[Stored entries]
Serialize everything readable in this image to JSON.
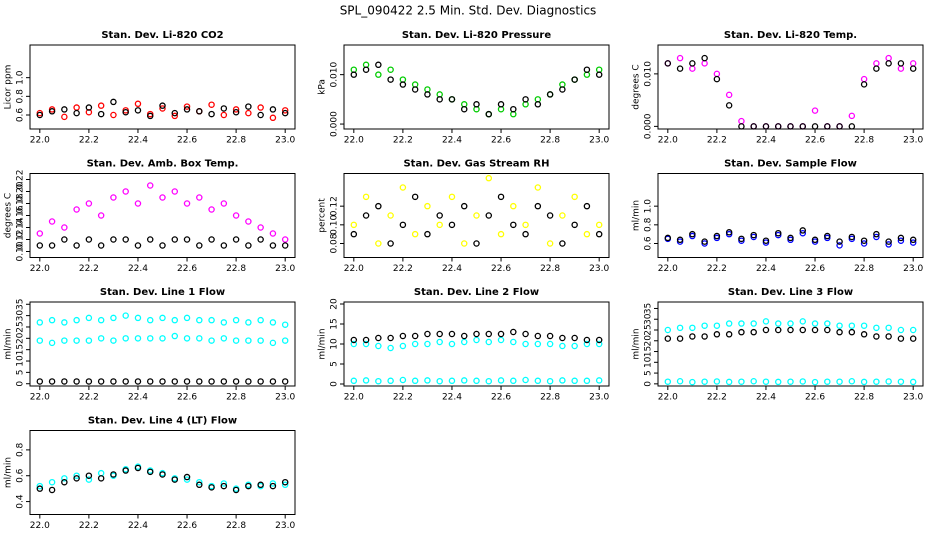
{
  "title": "SPL_090422  2.5 Min. Std. Dev. Diagnostics",
  "chart_data": [
    {
      "type": "scatter",
      "title": "Stan. Dev. Li-820 CO2",
      "y_label": "Licor ppm",
      "x": [
        22.0,
        22.05,
        22.1,
        22.15,
        22.2,
        22.25,
        22.3,
        22.35,
        22.4,
        22.45,
        22.5,
        22.55,
        22.6,
        22.65,
        22.7,
        22.75,
        22.8,
        22.85,
        22.9,
        22.95,
        23.0
      ],
      "xlim": [
        21.96,
        23.04
      ],
      "xticks": [
        {
          "value": 22,
          "label": "22.0"
        },
        22.2,
        22.4,
        22.6,
        22.8,
        {
          "value": 23,
          "label": "23.0"
        }
      ],
      "ylim": [
        0.45,
        1.35
      ],
      "yticks": [
        0.6,
        0.8,
        {
          "value": 1,
          "label": "1.0"
        }
      ],
      "series": [
        {
          "color": "#ff0000",
          "values": [
            0.62,
            0.66,
            0.58,
            0.68,
            0.63,
            0.7,
            0.6,
            0.65,
            0.72,
            0.61,
            0.67,
            0.59,
            0.69,
            0.64,
            0.71,
            0.6,
            0.66,
            0.62,
            0.68,
            0.57,
            0.65
          ]
        },
        {
          "color": "#000000",
          "values": [
            0.6,
            0.64,
            0.66,
            0.62,
            0.68,
            0.61,
            0.74,
            0.63,
            0.65,
            0.59,
            0.7,
            0.62,
            0.66,
            0.64,
            0.61,
            0.67,
            0.63,
            0.69,
            0.6,
            0.66,
            0.62
          ]
        }
      ]
    },
    {
      "type": "scatter",
      "title": "Stan. Dev. Li-820 Pressure",
      "y_label": "kPa",
      "x": [
        22.0,
        22.05,
        22.1,
        22.15,
        22.2,
        22.25,
        22.3,
        22.35,
        22.4,
        22.45,
        22.5,
        22.55,
        22.6,
        22.65,
        22.7,
        22.75,
        22.8,
        22.85,
        22.9,
        22.95,
        23.0
      ],
      "xlim": [
        21.96,
        23.04
      ],
      "xticks": [
        {
          "value": 22,
          "label": "22.0"
        },
        22.2,
        22.4,
        22.6,
        22.8,
        {
          "value": 23,
          "label": "23.0"
        }
      ],
      "ylim": [
        -0.001,
        0.016
      ],
      "yticks": [
        {
          "value": 0,
          "label": "0.000"
        },
        {
          "value": 0.01,
          "label": "0.010"
        }
      ],
      "series": [
        {
          "color": "#00cc00",
          "values": [
            0.011,
            0.012,
            0.01,
            0.011,
            0.009,
            0.008,
            0.007,
            0.006,
            0.005,
            0.004,
            0.003,
            0.002,
            0.003,
            0.002,
            0.004,
            0.005,
            0.006,
            0.008,
            0.009,
            0.01,
            0.011
          ]
        },
        {
          "color": "#000000",
          "values": [
            0.01,
            0.011,
            0.012,
            0.009,
            0.008,
            0.007,
            0.006,
            0.005,
            0.005,
            0.003,
            0.004,
            0.002,
            0.004,
            0.003,
            0.005,
            0.004,
            0.006,
            0.007,
            0.009,
            0.011,
            0.01
          ]
        }
      ]
    },
    {
      "type": "scatter",
      "title": "Stan. Dev. Li-820 Temp.",
      "y_label": "degrees C",
      "x": [
        22.0,
        22.05,
        22.1,
        22.15,
        22.2,
        22.25,
        22.3,
        22.35,
        22.4,
        22.45,
        22.5,
        22.55,
        22.6,
        22.65,
        22.7,
        22.75,
        22.8,
        22.85,
        22.9,
        22.95,
        23.0
      ],
      "xlim": [
        21.96,
        23.04
      ],
      "xticks": [
        {
          "value": 22,
          "label": "22.0"
        },
        22.2,
        22.4,
        22.6,
        22.8,
        {
          "value": 23,
          "label": "23.0"
        }
      ],
      "ylim": [
        -0.0005,
        0.0155
      ],
      "yticks": [
        {
          "value": 0,
          "label": "0.000"
        },
        {
          "value": 0.01,
          "label": "0.010"
        }
      ],
      "series": [
        {
          "color": "#ff00ff",
          "values": [
            0.012,
            0.013,
            0.011,
            0.012,
            0.01,
            0.006,
            0.001,
            0,
            0,
            0,
            0,
            0,
            0.003,
            0,
            0,
            0.002,
            0.009,
            0.012,
            0.013,
            0.011,
            0.012
          ]
        },
        {
          "color": "#000000",
          "values": [
            0.012,
            0.011,
            0.012,
            0.013,
            0.009,
            0.004,
            0,
            0,
            0,
            0,
            0,
            0,
            0,
            0,
            0,
            0,
            0.008,
            0.011,
            0.012,
            0.012,
            0.011
          ]
        }
      ]
    },
    {
      "type": "scatter",
      "title": "Stan. Dev. Amb. Box Temp.",
      "y_label": "degrees C",
      "x": [
        22.0,
        22.05,
        22.1,
        22.15,
        22.2,
        22.25,
        22.3,
        22.35,
        22.4,
        22.45,
        22.5,
        22.55,
        22.6,
        22.65,
        22.7,
        22.75,
        22.8,
        22.85,
        22.9,
        22.95,
        23.0
      ],
      "xlim": [
        21.96,
        23.04
      ],
      "xticks": [
        {
          "value": 22,
          "label": "22.0"
        },
        22.2,
        22.4,
        22.6,
        22.8,
        {
          "value": 23,
          "label": "23.0"
        }
      ],
      "ylim": [
        0.09,
        0.23
      ],
      "yticks": [
        {
          "value": 0.1,
          "label": "0.10"
        },
        0.12,
        0.14,
        0.16,
        0.18,
        {
          "value": 0.2,
          "label": "0.20"
        },
        0.22
      ],
      "series": [
        {
          "color": "#ff00ff",
          "values": [
            0.13,
            0.15,
            0.14,
            0.17,
            0.18,
            0.16,
            0.19,
            0.2,
            0.18,
            0.21,
            0.19,
            0.2,
            0.18,
            0.19,
            0.17,
            0.18,
            0.16,
            0.15,
            0.14,
            0.13,
            0.12
          ]
        },
        {
          "color": "#000000",
          "values": [
            0.11,
            0.11,
            0.12,
            0.11,
            0.12,
            0.11,
            0.12,
            0.12,
            0.11,
            0.12,
            0.11,
            0.12,
            0.12,
            0.11,
            0.12,
            0.11,
            0.12,
            0.11,
            0.12,
            0.11,
            0.11
          ]
        }
      ]
    },
    {
      "type": "scatter",
      "title": "Stan. Dev. Gas Stream RH",
      "y_label": "percent",
      "x": [
        22.0,
        22.05,
        22.1,
        22.15,
        22.2,
        22.25,
        22.3,
        22.35,
        22.4,
        22.45,
        22.5,
        22.55,
        22.6,
        22.65,
        22.7,
        22.75,
        22.8,
        22.85,
        22.9,
        22.95,
        23.0
      ],
      "xlim": [
        21.96,
        23.04
      ],
      "xticks": [
        {
          "value": 22,
          "label": "22.0"
        },
        22.2,
        22.4,
        22.6,
        22.8,
        {
          "value": 23,
          "label": "23.0"
        }
      ],
      "ylim": [
        0.065,
        0.155
      ],
      "yticks": [
        0.08,
        {
          "value": 0.1,
          "label": "0.10"
        },
        0.12
      ],
      "series": [
        {
          "color": "#ffff00",
          "values": [
            0.1,
            0.13,
            0.08,
            0.11,
            0.14,
            0.09,
            0.12,
            0.1,
            0.13,
            0.08,
            0.11,
            0.15,
            0.09,
            0.12,
            0.1,
            0.14,
            0.08,
            0.11,
            0.13,
            0.09,
            0.1
          ]
        },
        {
          "color": "#000000",
          "values": [
            0.09,
            0.11,
            0.12,
            0.08,
            0.1,
            0.13,
            0.09,
            0.11,
            0.1,
            0.12,
            0.08,
            0.11,
            0.13,
            0.1,
            0.09,
            0.12,
            0.11,
            0.08,
            0.1,
            0.12,
            0.09
          ]
        }
      ]
    },
    {
      "type": "scatter",
      "title": "Stan. Dev. Sample Flow",
      "y_label": "ml/min",
      "x": [
        22.0,
        22.05,
        22.1,
        22.15,
        22.2,
        22.25,
        22.3,
        22.35,
        22.4,
        22.45,
        22.5,
        22.55,
        22.6,
        22.65,
        22.7,
        22.75,
        22.8,
        22.85,
        22.9,
        22.95,
        23.0
      ],
      "xlim": [
        21.96,
        23.04
      ],
      "xticks": [
        {
          "value": 22,
          "label": "22.0"
        },
        22.2,
        22.4,
        22.6,
        22.8,
        {
          "value": 23,
          "label": "23.0"
        }
      ],
      "ylim": [
        0.45,
        1.35
      ],
      "yticks": [
        0.6,
        0.8,
        {
          "value": 1,
          "label": "1.0"
        }
      ],
      "series": [
        {
          "color": "#0000ff",
          "values": [
            0.65,
            0.62,
            0.68,
            0.6,
            0.66,
            0.7,
            0.63,
            0.67,
            0.61,
            0.69,
            0.64,
            0.71,
            0.62,
            0.66,
            0.58,
            0.65,
            0.6,
            0.67,
            0.59,
            0.63,
            0.61
          ]
        },
        {
          "color": "#000000",
          "values": [
            0.66,
            0.64,
            0.7,
            0.62,
            0.68,
            0.72,
            0.65,
            0.69,
            0.63,
            0.71,
            0.66,
            0.74,
            0.64,
            0.68,
            0.62,
            0.67,
            0.63,
            0.7,
            0.62,
            0.66,
            0.64
          ]
        }
      ]
    },
    {
      "type": "scatter",
      "title": "Stan. Dev. Line 1 Flow",
      "y_label": "ml/min",
      "x": [
        22.0,
        22.05,
        22.1,
        22.15,
        22.2,
        22.25,
        22.3,
        22.35,
        22.4,
        22.45,
        22.5,
        22.55,
        22.6,
        22.65,
        22.7,
        22.75,
        22.8,
        22.85,
        22.9,
        22.95,
        23.0
      ],
      "xlim": [
        21.96,
        23.04
      ],
      "xticks": [
        {
          "value": 22,
          "label": "22.0"
        },
        22.2,
        22.4,
        22.6,
        22.8,
        {
          "value": 23,
          "label": "23.0"
        }
      ],
      "ylim": [
        -1,
        36
      ],
      "yticks": [
        0,
        5,
        10,
        15,
        20,
        25,
        30,
        35
      ],
      "series": [
        {
          "color": "#00ffff",
          "values": [
            27,
            28,
            27,
            28,
            29,
            28,
            29,
            30,
            29,
            28,
            29,
            28,
            29,
            28,
            28,
            27,
            28,
            27,
            28,
            27,
            26
          ]
        },
        {
          "color": "#00ffff",
          "values": [
            19,
            18,
            19,
            19,
            19,
            20,
            19,
            20,
            20,
            20,
            20,
            21,
            20,
            20,
            19,
            20,
            19,
            19,
            19,
            18,
            19
          ]
        },
        {
          "color": "#000000",
          "values": [
            1,
            1,
            1,
            1,
            1,
            1,
            1,
            1,
            1,
            1,
            1,
            1,
            1,
            1,
            1,
            1,
            1,
            1,
            1,
            1,
            1
          ]
        }
      ]
    },
    {
      "type": "scatter",
      "title": "Stan. Dev. Line 2 Flow",
      "y_label": "ml/min",
      "x": [
        22.0,
        22.05,
        22.1,
        22.15,
        22.2,
        22.25,
        22.3,
        22.35,
        22.4,
        22.45,
        22.5,
        22.55,
        22.6,
        22.65,
        22.7,
        22.75,
        22.8,
        22.85,
        22.9,
        22.95,
        23.0
      ],
      "xlim": [
        21.96,
        23.04
      ],
      "xticks": [
        {
          "value": 22,
          "label": "22.0"
        },
        22.2,
        22.4,
        22.6,
        22.8,
        {
          "value": 23,
          "label": "23.0"
        }
      ],
      "ylim": [
        -0.5,
        20.5
      ],
      "yticks": [
        0,
        5,
        10,
        15,
        20
      ],
      "series": [
        {
          "color": "#00ffff",
          "values": [
            10,
            10,
            9.5,
            9,
            9.5,
            10,
            10,
            10.5,
            10,
            10.5,
            11,
            10.5,
            11,
            10.5,
            10,
            10,
            10,
            9.5,
            9.5,
            10,
            10
          ]
        },
        {
          "color": "#00ffff",
          "values": [
            0.8,
            0.9,
            0.7,
            0.8,
            1,
            0.8,
            0.9,
            0.7,
            0.8,
            0.9,
            0.8,
            0.7,
            0.9,
            0.8,
            1,
            0.8,
            0.7,
            0.9,
            0.8,
            0.8,
            0.9
          ]
        },
        {
          "color": "#000000",
          "values": [
            11,
            11,
            11.5,
            11.5,
            12,
            12,
            12.5,
            12.5,
            12.5,
            12,
            12.5,
            12.5,
            12.5,
            13,
            12.5,
            12,
            12,
            11.5,
            11.5,
            11,
            11
          ]
        }
      ]
    },
    {
      "type": "scatter",
      "title": "Stan. Dev. Line 3 Flow",
      "y_label": "ml/min",
      "x": [
        22.0,
        22.05,
        22.1,
        22.15,
        22.2,
        22.25,
        22.3,
        22.35,
        22.4,
        22.45,
        22.5,
        22.55,
        22.6,
        22.65,
        22.7,
        22.75,
        22.8,
        22.85,
        22.9,
        22.95,
        23.0
      ],
      "xlim": [
        21.96,
        23.04
      ],
      "xticks": [
        {
          "value": 22,
          "label": "22.0"
        },
        22.2,
        22.4,
        22.6,
        22.8,
        {
          "value": 23,
          "label": "23.0"
        }
      ],
      "ylim": [
        -1,
        38
      ],
      "yticks": [
        0,
        5,
        10,
        15,
        20,
        25,
        30,
        35
      ],
      "series": [
        {
          "color": "#00ffff",
          "values": [
            25,
            26,
            26,
            27,
            27,
            28,
            28,
            28,
            29,
            28,
            28,
            29,
            28,
            28,
            27,
            27,
            27,
            26,
            26,
            25,
            25
          ]
        },
        {
          "color": "#00ffff",
          "values": [
            1,
            1.2,
            0.8,
            1,
            1.1,
            0.9,
            1,
            1.2,
            1,
            0.9,
            1,
            1.1,
            0.8,
            1,
            1,
            1.2,
            0.9,
            1,
            1.1,
            1,
            0.9
          ]
        },
        {
          "color": "#000000",
          "values": [
            21,
            21,
            22,
            22,
            23,
            23,
            24,
            24,
            25,
            25,
            25,
            25,
            25,
            25,
            24,
            24,
            23,
            22,
            22,
            21,
            21
          ]
        }
      ]
    },
    {
      "type": "scatter",
      "title": "Stan. Dev. Line 4 (LT) Flow",
      "y_label": "ml/min",
      "x": [
        22.0,
        22.05,
        22.1,
        22.15,
        22.2,
        22.25,
        22.3,
        22.35,
        22.4,
        22.45,
        22.5,
        22.55,
        22.6,
        22.65,
        22.7,
        22.75,
        22.8,
        22.85,
        22.9,
        22.95,
        23.0
      ],
      "xlim": [
        21.96,
        23.04
      ],
      "xticks": [
        {
          "value": 22,
          "label": "22.0"
        },
        22.2,
        22.4,
        22.6,
        22.8,
        {
          "value": 23,
          "label": "23.0"
        }
      ],
      "ylim": [
        0.3,
        0.95
      ],
      "yticks": [
        0.4,
        0.6,
        0.8
      ],
      "series": [
        {
          "color": "#00ffff",
          "values": [
            0.52,
            0.55,
            0.58,
            0.6,
            0.57,
            0.62,
            0.6,
            0.65,
            0.67,
            0.64,
            0.62,
            0.58,
            0.57,
            0.55,
            0.52,
            0.54,
            0.5,
            0.53,
            0.52,
            0.54,
            0.53
          ]
        },
        {
          "color": "#000000",
          "values": [
            0.5,
            0.49,
            0.55,
            0.58,
            0.6,
            0.58,
            0.61,
            0.64,
            0.66,
            0.63,
            0.61,
            0.57,
            0.59,
            0.53,
            0.51,
            0.52,
            0.49,
            0.52,
            0.53,
            0.52,
            0.55
          ]
        }
      ]
    }
  ]
}
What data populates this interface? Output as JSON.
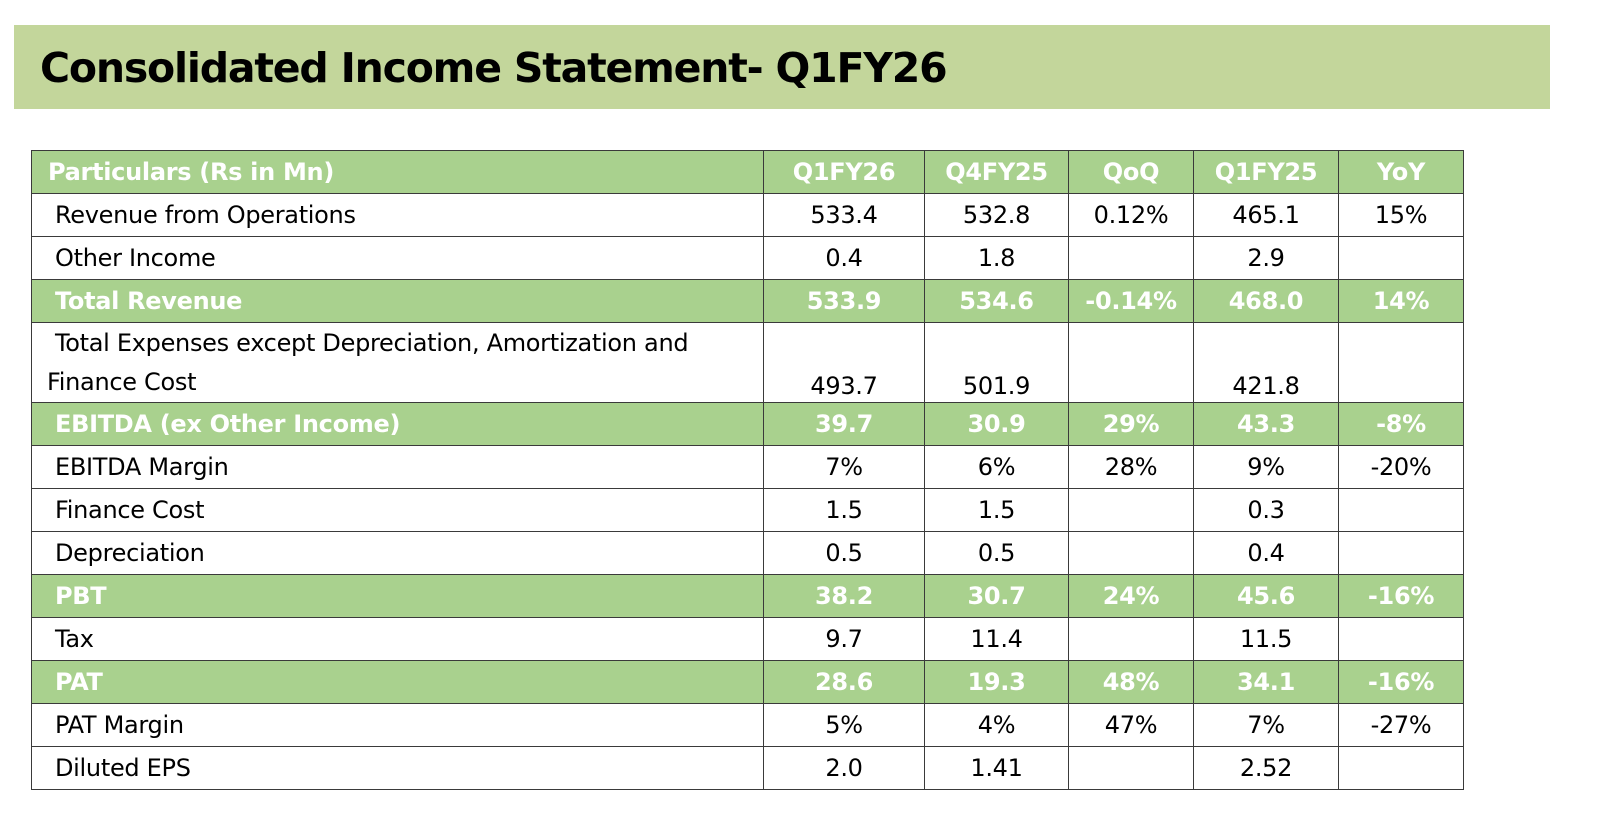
{
  "title": "Consolidated Income Statement- Q1FY26",
  "table": {
    "headers": [
      "Particulars (Rs in Mn)",
      "Q1FY26",
      "Q4FY25",
      "QoQ",
      "Q1FY25",
      "YoY"
    ],
    "rows": [
      {
        "label": "Revenue from Operations",
        "values": [
          "533.4",
          "532.8",
          "0.12%",
          "465.1",
          "15%"
        ],
        "highlight": false
      },
      {
        "label": "Other Income",
        "values": [
          "0.4",
          "1.8",
          "",
          "2.9",
          ""
        ],
        "highlight": false
      },
      {
        "label": "Total Revenue",
        "values": [
          "533.9",
          "534.6",
          "-0.14%",
          "468.0",
          "14%"
        ],
        "highlight": true
      },
      {
        "label": "Total Expenses except Depreciation, Amortization and Finance Cost",
        "values": [
          "493.7",
          "501.9",
          "",
          "421.8",
          ""
        ],
        "highlight": false
      },
      {
        "label": "EBITDA (ex Other Income)",
        "values": [
          "39.7",
          "30.9",
          "29%",
          "43.3",
          "-8%"
        ],
        "highlight": true
      },
      {
        "label": "EBITDA Margin",
        "values": [
          "7%",
          "6%",
          "28%",
          "9%",
          "-20%"
        ],
        "highlight": false
      },
      {
        "label": "Finance Cost",
        "values": [
          "1.5",
          "1.5",
          "",
          "0.3",
          ""
        ],
        "highlight": false
      },
      {
        "label": "Depreciation",
        "values": [
          "0.5",
          "0.5",
          "",
          "0.4",
          ""
        ],
        "highlight": false
      },
      {
        "label": "PBT",
        "values": [
          "38.2",
          "30.7",
          "24%",
          "45.6",
          "-16%"
        ],
        "highlight": true
      },
      {
        "label": "Tax",
        "values": [
          "9.7",
          "11.4",
          "",
          "11.5",
          ""
        ],
        "highlight": false
      },
      {
        "label": "PAT",
        "values": [
          "28.6",
          "19.3",
          "48%",
          "34.1",
          "-16%"
        ],
        "highlight": true
      },
      {
        "label": "PAT Margin",
        "values": [
          "5%",
          "4%",
          "47%",
          "7%",
          "-27%"
        ],
        "highlight": false
      },
      {
        "label": "Diluted EPS",
        "values": [
          "2.0",
          "1.41",
          "",
          "2.52",
          ""
        ],
        "highlight": false
      }
    ]
  },
  "colors": {
    "title_banner": "#c3d69b",
    "highlight_fill": "#a9d18e",
    "highlight_text": "#ffffff",
    "border": "#3a3a3a"
  }
}
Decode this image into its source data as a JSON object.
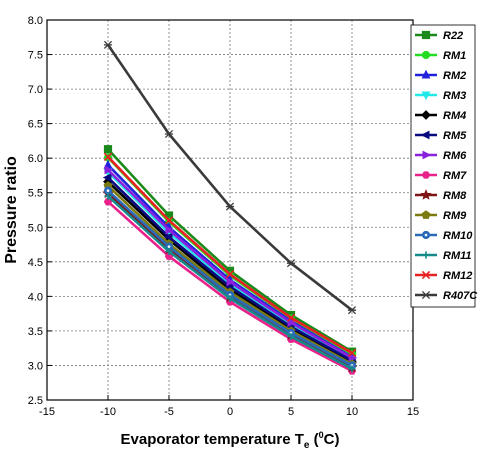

Exercise goal
Return each full line of the entries that contains the word "Temp".

Solution to this task
      "title": "Stan. Dev. Li-820 Temp.",
      "title": "Stan. Dev. Amb. Box Temp.",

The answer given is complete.